Reproduce the material in full, unchanged.
** start PROVIDED DATA **
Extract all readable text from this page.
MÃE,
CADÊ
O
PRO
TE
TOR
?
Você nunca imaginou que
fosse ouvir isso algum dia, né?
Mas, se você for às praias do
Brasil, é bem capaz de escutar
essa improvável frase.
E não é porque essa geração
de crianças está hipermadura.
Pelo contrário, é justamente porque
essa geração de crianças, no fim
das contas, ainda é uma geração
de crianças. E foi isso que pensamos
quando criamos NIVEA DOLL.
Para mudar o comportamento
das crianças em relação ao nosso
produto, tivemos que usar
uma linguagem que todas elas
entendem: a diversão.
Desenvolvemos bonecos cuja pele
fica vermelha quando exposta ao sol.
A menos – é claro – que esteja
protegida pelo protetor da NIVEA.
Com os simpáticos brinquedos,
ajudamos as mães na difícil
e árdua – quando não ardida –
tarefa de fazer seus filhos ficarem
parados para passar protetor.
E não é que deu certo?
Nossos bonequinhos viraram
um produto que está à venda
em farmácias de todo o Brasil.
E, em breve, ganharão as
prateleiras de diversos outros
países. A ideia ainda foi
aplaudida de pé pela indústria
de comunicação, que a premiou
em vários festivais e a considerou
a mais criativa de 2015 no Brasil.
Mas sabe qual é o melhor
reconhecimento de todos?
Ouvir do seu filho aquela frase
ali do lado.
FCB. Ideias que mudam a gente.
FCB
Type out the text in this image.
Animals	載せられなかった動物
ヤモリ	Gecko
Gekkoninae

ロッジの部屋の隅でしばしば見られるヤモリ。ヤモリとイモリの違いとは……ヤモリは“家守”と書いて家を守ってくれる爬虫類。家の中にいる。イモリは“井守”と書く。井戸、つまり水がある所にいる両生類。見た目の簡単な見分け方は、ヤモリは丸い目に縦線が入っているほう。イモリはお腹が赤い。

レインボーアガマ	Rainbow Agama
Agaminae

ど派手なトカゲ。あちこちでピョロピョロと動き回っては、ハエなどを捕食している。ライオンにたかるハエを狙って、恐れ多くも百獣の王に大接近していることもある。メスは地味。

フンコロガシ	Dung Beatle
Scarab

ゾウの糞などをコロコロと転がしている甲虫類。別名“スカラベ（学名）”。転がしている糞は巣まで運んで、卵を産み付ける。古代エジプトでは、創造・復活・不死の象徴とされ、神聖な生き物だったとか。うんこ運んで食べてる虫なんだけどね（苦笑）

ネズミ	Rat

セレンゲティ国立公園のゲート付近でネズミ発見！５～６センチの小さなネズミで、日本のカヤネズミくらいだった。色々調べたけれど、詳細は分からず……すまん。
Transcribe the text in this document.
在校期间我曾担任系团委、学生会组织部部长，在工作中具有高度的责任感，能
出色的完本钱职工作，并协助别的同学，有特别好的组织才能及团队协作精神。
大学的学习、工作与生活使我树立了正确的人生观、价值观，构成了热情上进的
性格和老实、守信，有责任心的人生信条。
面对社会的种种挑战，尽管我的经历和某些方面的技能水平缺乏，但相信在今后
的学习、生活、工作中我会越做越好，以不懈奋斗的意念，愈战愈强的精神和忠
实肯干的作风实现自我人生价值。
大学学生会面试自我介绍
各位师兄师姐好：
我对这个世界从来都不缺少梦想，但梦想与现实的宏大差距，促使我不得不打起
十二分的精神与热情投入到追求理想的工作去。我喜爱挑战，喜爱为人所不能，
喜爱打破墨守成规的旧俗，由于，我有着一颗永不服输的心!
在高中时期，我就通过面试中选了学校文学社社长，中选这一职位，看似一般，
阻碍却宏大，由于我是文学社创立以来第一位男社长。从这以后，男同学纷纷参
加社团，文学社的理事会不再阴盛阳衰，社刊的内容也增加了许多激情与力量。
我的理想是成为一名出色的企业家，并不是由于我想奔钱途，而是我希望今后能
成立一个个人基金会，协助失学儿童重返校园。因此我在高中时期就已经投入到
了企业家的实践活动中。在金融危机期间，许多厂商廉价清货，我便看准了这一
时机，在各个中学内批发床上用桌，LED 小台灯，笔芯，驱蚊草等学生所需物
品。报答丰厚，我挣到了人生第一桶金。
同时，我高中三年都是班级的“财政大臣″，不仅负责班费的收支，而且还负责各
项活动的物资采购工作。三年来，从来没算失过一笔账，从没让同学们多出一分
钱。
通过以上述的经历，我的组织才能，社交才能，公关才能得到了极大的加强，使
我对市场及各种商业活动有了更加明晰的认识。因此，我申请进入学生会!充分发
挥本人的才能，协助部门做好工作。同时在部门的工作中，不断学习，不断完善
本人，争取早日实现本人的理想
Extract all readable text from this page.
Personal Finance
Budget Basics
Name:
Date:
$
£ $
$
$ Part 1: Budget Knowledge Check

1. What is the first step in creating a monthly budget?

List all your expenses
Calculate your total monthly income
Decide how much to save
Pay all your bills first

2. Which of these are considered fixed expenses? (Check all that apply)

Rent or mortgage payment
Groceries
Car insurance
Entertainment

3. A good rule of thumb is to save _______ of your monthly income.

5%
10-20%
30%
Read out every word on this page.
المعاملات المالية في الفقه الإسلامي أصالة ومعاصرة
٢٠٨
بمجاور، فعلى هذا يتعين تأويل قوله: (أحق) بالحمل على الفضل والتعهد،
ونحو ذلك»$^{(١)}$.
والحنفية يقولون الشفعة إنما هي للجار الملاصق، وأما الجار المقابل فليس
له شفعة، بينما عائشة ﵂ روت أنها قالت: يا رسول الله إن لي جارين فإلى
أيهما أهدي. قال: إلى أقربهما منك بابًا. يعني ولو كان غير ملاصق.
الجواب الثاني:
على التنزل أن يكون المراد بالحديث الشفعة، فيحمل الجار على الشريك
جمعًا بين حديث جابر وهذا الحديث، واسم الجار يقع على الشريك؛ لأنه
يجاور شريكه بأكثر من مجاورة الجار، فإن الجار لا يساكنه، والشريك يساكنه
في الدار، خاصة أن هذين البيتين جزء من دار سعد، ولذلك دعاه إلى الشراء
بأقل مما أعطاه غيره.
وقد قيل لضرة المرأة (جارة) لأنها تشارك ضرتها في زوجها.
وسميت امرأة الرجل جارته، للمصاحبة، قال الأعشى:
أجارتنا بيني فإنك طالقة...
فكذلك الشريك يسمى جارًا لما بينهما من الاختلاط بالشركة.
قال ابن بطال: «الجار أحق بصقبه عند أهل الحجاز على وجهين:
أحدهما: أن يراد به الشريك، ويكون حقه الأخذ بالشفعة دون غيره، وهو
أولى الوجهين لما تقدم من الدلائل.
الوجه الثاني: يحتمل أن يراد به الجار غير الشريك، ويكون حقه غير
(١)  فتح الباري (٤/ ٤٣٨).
** end PROVIDED DATA **
▸ ANSWER IN FULL
Extract all readable text from this page.
MÃE,
CADÊ
O
PRO
TE
TOR
?
Você nunca imaginou que
fosse ouvir isso algum dia, né?
Mas, se você for às praias do
Brasil, é bem capaz de escutar
essa improvável frase.
E não é porque essa geração
de crianças está hipermadura.
Pelo contrário, é justamente porque
essa geração de crianças, no fim
das contas, ainda é uma geração
de crianças. E foi isso que pensamos
quando criamos NIVEA DOLL.
Para mudar o comportamento
das crianças em relação ao nosso
produto, tivemos que usar
uma linguagem que todas elas
entendem: a diversão.
Desenvolvemos bonecos cuja pele
fica vermelha quando exposta ao sol.
A menos – é claro – que esteja
protegida pelo protetor da NIVEA.
Com os simpáticos brinquedos,
ajudamos as mães na difícil
e árdua – quando não ardida –
tarefa de fazer seus filhos ficarem
parados para passar protetor.
E não é que deu certo?
Nossos bonequinhos viraram
um produto que está à venda
em farmácias de todo o Brasil.
E, em breve, ganharão as
prateleiras de diversos outros
países. A ideia ainda foi
aplaudida de pé pela indústria
de comunicação, que a premiou
em vários festivais e a considerou
a mais criativa de 2015 no Brasil.
Mas sabe qual é o melhor
reconhecimento de todos?
Ouvir do seu filho aquela frase
ali do lado.
FCB. Ideias que mudam a gente.
FCB
Type out the text in this image.
Animals	載せられなかった動物
ヤモリ	Gecko
Gekkoninae

ロッジの部屋の隅でしばしば見られるヤモリ。ヤモリとイモリの違いとは……ヤモリは“家守”と書いて家を守ってくれる爬虫類。家の中にいる。イモリは“井守”と書く。井戸、つまり水がある所にいる両生類。見た目の簡単な見分け方は、ヤモリは丸い目に縦線が入っているほう。イモリはお腹が赤い。

レインボーアガマ	Rainbow Agama
Agaminae

ど派手なトカゲ。あちこちでピョロピョロと動き回っては、ハエなどを捕食している。ライオンにたかるハエを狙って、恐れ多くも百獣の王に大接近していることもある。メスは地味。

フンコロガシ	Dung Beatle
Scarab

ゾウの糞などをコロコロと転がしている甲虫類。別名“スカラベ（学名）”。転がしている糞は巣まで運んで、卵を産み付ける。古代エジプトでは、創造・復活・不死の象徴とされ、神聖な生き物だったとか。うんこ運んで食べてる虫なんだけどね（苦笑）

ネズミ	Rat

セレンゲティ国立公園のゲート付近でネズミ発見！５～６センチの小さなネズミで、日本のカヤネズミくらいだった。色々調べたけれど、詳細は分からず……すまん。
Transcribe the text in this document.
在校期间我曾担任系团委、学生会组织部部长，在工作中具有高度的责任感，能
出色的完本钱职工作，并协助别的同学，有特别好的组织才能及团队协作精神。
大学的学习、工作与生活使我树立了正确的人生观、价值观，构成了热情上进的
性格和老实、守信，有责任心的人生信条。
面对社会的种种挑战，尽管我的经历和某些方面的技能水平缺乏，但相信在今后
的学习、生活、工作中我会越做越好，以不懈奋斗的意念，愈战愈强的精神和忠
实肯干的作风实现自我人生价值。
大学学生会面试自我介绍
各位师兄师姐好：
我对这个世界从来都不缺少梦想，但梦想与现实的宏大差距，促使我不得不打起
十二分的精神与热情投入到追求理想的工作去。我喜爱挑战，喜爱为人所不能，
喜爱打破墨守成规的旧俗，由于，我有着一颗永不服输的心!
在高中时期，我就通过面试中选了学校文学社社长，中选这一职位，看似一般，
阻碍却宏大，由于我是文学社创立以来第一位男社长。从这以后，男同学纷纷参
加社团，文学社的理事会不再阴盛阳衰，社刊的内容也增加了许多激情与力量。
我的理想是成为一名出色的企业家，并不是由于我想奔钱途，而是我希望今后能
成立一个个人基金会，协助失学儿童重返校园。因此我在高中时期就已经投入到
了企业家的实践活动中。在金融危机期间，许多厂商廉价清货，我便看准了这一
时机，在各个中学内批发床上用桌，LED 小台灯，笔芯，驱蚊草等学生所需物
品。报答丰厚，我挣到了人生第一桶金。
同时，我高中三年都是班级的“财政大臣″，不仅负责班费的收支，而且还负责各
项活动的物资采购工作。三年来，从来没算失过一笔账，从没让同学们多出一分
钱。
通过以上述的经历，我的组织才能，社交才能，公关才能得到了极大的加强，使
我对市场及各种商业活动有了更加明晰的认识。因此，我申请进入学生会!充分发
挥本人的才能，协助部门做好工作。同时在部门的工作中，不断学习，不断完善
本人，争取早日实现本人的理想
Extract all readable text from this page.
Personal Finance
Budget Basics
Name:
Date:
$
£ $
$
$ Part 1: Budget Knowledge Check

1. What is the first step in creating a monthly budget?

List all your expenses
Calculate your total monthly income
Decide how much to save
Pay all your bills first

2. Which of these are considered fixed expenses? (Check all that apply)

Rent or mortgage payment
Groceries
Car insurance
Entertainment

3. A good rule of thumb is to save _______ of your monthly income.

5%
10-20%
30%
Read out every word on this page.
المعاملات المالية في الفقه الإسلامي أصالة ومعاصرة
٢٠٨
بمجاور، فعلى هذا يتعين تأويل قوله: (أحق) بالحمل على الفضل والتعهد،
ونحو ذلك»$^{(١)}$.
والحنفية يقولون الشفعة إنما هي للجار الملاصق، وأما الجار المقابل فليس
له شفعة، بينما عائشة ﵂ روت أنها قالت: يا رسول الله إن لي جارين فإلى
أيهما أهدي. قال: إلى أقربهما منك بابًا. يعني ولو كان غير ملاصق.
الجواب الثاني:
على التنزل أن يكون المراد بالحديث الشفعة، فيحمل الجار على الشريك
جمعًا بين حديث جابر وهذا الحديث، واسم الجار يقع على الشريك؛ لأنه
يجاور شريكه بأكثر من مجاورة الجار، فإن الجار لا يساكنه، والشريك يساكنه
في الدار، خاصة أن هذين البيتين جزء من دار سعد، ولذلك دعاه إلى الشراء
بأقل مما أعطاه غيره.
وقد قيل لضرة المرأة (جارة) لأنها تشارك ضرتها في زوجها.
وسميت امرأة الرجل جارته، للمصاحبة، قال الأعشى:
أجارتنا بيني فإنك طالقة...
فكذلك الشريك يسمى جارًا لما بينهما من الاختلاط بالشركة.
قال ابن بطال: «الجار أحق بصقبه عند أهل الحجاز على وجهين:
أحدهما: أن يراد به الشريك، ويكون حقه الأخذ بالشفعة دون غيره، وهو
أولى الوجهين لما تقدم من الدلائل.
الوجه الثاني: يحتمل أن يراد به الجار غير الشريك، ويكون حقه غير
(١)  فتح الباري (٤/ ٤٣٨).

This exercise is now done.